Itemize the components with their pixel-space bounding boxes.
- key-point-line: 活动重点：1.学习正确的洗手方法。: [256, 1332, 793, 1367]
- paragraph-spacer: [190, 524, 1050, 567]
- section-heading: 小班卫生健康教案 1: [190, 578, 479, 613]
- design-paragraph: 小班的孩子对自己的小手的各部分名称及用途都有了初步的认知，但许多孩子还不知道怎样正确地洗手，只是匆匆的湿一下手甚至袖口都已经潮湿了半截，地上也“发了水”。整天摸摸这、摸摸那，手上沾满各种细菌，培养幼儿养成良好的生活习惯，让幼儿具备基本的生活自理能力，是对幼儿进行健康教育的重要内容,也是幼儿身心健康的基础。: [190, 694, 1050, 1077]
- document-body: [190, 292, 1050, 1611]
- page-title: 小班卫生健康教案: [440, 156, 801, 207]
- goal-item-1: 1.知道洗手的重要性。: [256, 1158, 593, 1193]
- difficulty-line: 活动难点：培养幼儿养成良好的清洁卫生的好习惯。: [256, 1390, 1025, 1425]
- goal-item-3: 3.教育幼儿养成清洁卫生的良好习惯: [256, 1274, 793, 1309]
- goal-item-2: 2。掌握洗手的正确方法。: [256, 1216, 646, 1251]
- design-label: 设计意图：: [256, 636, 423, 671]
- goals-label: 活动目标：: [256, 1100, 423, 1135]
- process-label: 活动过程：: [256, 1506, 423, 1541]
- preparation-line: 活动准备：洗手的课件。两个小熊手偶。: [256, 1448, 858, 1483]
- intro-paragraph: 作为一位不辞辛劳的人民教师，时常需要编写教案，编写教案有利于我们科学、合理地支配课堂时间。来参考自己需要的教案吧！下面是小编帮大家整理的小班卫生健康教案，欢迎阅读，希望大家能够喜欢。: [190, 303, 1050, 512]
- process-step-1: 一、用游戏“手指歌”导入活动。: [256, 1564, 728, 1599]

□ □ □ □

Problem details: Please change "section-heading" to "section-title" in the entries above, and leave every other line and character unchanged.

Exercise result:
Itemize the components with their pixel-space bounding boxes.
- key-point-line: 活动重点：1.学习正确的洗手方法。: [256, 1332, 793, 1367]
- paragraph-spacer: [190, 524, 1050, 567]
- section-title: 小班卫生健康教案 1: [190, 578, 479, 613]
- design-paragraph: 小班的孩子对自己的小手的各部分名称及用途都有了初步的认知，但许多孩子还不知道怎样正确地洗手，只是匆匆的湿一下手甚至袖口都已经潮湿了半截，地上也“发了水”。整天摸摸这、摸摸那，手上沾满各种细菌，培养幼儿养成良好的生活习惯，让幼儿具备基本的生活自理能力，是对幼儿进行健康教育的重要内容,也是幼儿身心健康的基础。: [190, 694, 1050, 1077]
- document-body: [190, 292, 1050, 1611]
- page-title: 小班卫生健康教案: [440, 156, 801, 207]
- goal-item-1: 1.知道洗手的重要性。: [256, 1158, 593, 1193]
- difficulty-line: 活动难点：培养幼儿养成良好的清洁卫生的好习惯。: [256, 1390, 1025, 1425]
- goal-item-3: 3.教育幼儿养成清洁卫生的良好习惯: [256, 1274, 793, 1309]
- goal-item-2: 2。掌握洗手的正确方法。: [256, 1216, 646, 1251]
- design-label: 设计意图：: [256, 636, 423, 671]
- goals-label: 活动目标：: [256, 1100, 423, 1135]
- process-label: 活动过程：: [256, 1506, 423, 1541]
- preparation-line: 活动准备：洗手的课件。两个小熊手偶。: [256, 1448, 858, 1483]
- intro-paragraph: 作为一位不辞辛劳的人民教师，时常需要编写教案，编写教案有利于我们科学、合理地支配课堂时间。来参考自己需要的教案吧！下面是小编帮大家整理的小班卫生健康教案，欢迎阅读，希望大家能够喜欢。: [190, 303, 1050, 512]
- process-step-1: 一、用游戏“手指歌”导入活动。: [256, 1564, 728, 1599]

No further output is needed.